Prompt: Would you repeat the listing exactly but omit every picture?
— start —
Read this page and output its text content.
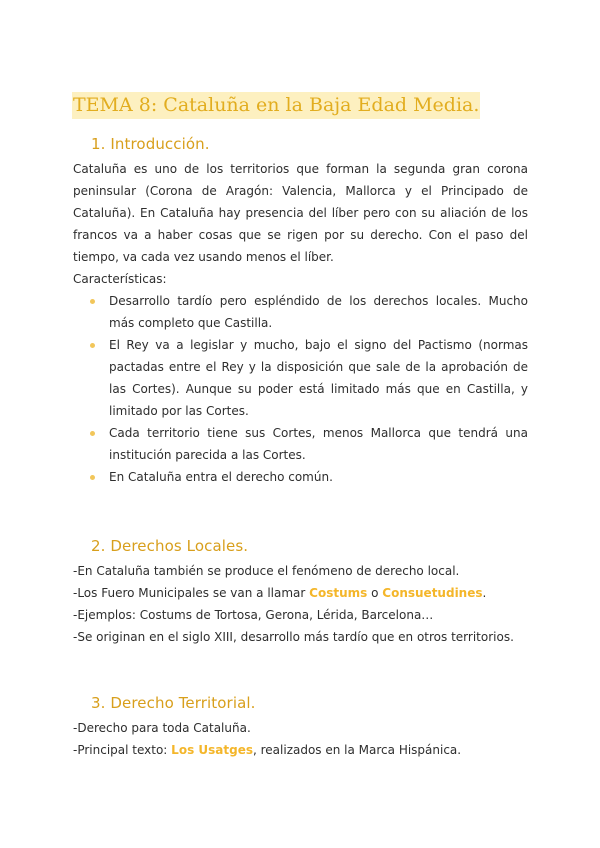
TEMA 8: Cataluña en la Baja Edad Media.
1. Introducción.
Cataluña es uno de los territorios que forman la segunda gran corona peninsular (Corona de Aragón: Valencia, Mallorca y el Principado de Cataluña). En Cataluña hay presencia del líber pero con su aliación de los francos va a haber cosas que se rigen por su derecho. Con el paso del tiempo, va cada vez usando menos el líber.
Características:
Desarrollo tardío pero espléndido de los derechos locales. Mucho más completo que Castilla.
El Rey va a legislar y mucho, bajo el signo del Pactismo (normas pactadas entre el Rey y la disposición que sale de la aprobación de las Cortes). Aunque su poder está limitado más que en Castilla, y limitado por las Cortes.
Cada territorio tiene sus Cortes, menos Mallorca que tendrá una institución parecida a las Cortes.
En Cataluña entra el derecho común.
2. Derechos Locales.
-En Cataluña también se produce el fenómeno de derecho local.
-Los Fuero Municipales se van a llamar Costums o Consuetudines.
-Ejemplos: Costums de Tortosa, Gerona, Lérida, Barcelona…
-Se originan en el siglo XIII, desarrollo más tardío que en otros territorios.
3. Derecho Territorial.
-Derecho para toda Cataluña.
-Principal texto: Los Usatges, realizados en la Marca Hispánica.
— end —
Response to this exercise:
Read this page and output its text content.
TEMA 8: Cataluña en la Baja Edad Media.
1. Introducción.
Cataluña es uno de los territorios que forman la segunda gran corona peninsular (Corona de Aragón: Valencia, Mallorca y el Principado de Cataluña). En Cataluña hay presencia del líber pero con su aliación de los francos va a haber cosas que se rigen por su derecho. Con el paso del tiempo, va cada vez usando menos el líber.
Características:
Desarrollo tardío pero espléndido de los derechos locales. Mucho más completo que Castilla.
El Rey va a legislar y mucho, bajo el signo del Pactismo (normas pactadas entre el Rey y la disposición que sale de la aprobación de las Cortes). Aunque su poder está limitado más que en Castilla, y limitado por las Cortes.
Cada territorio tiene sus Cortes, menos Mallorca que tendrá una institución parecida a las Cortes.
En Cataluña entra el derecho común.
2. Derechos Locales.
-En Cataluña también se produce el fenómeno de derecho local.
-Los Fuero Municipales se van a llamar Costums o Consuetudines.
-Ejemplos: Costums de Tortosa, Gerona, Lérida, Barcelona…
-Se originan en el siglo XIII, desarrollo más tardío que en otros territorios.
3. Derecho Territorial.
-Derecho para toda Cataluña.
-Principal texto: Los Usatges, realizados en la Marca Hispánica.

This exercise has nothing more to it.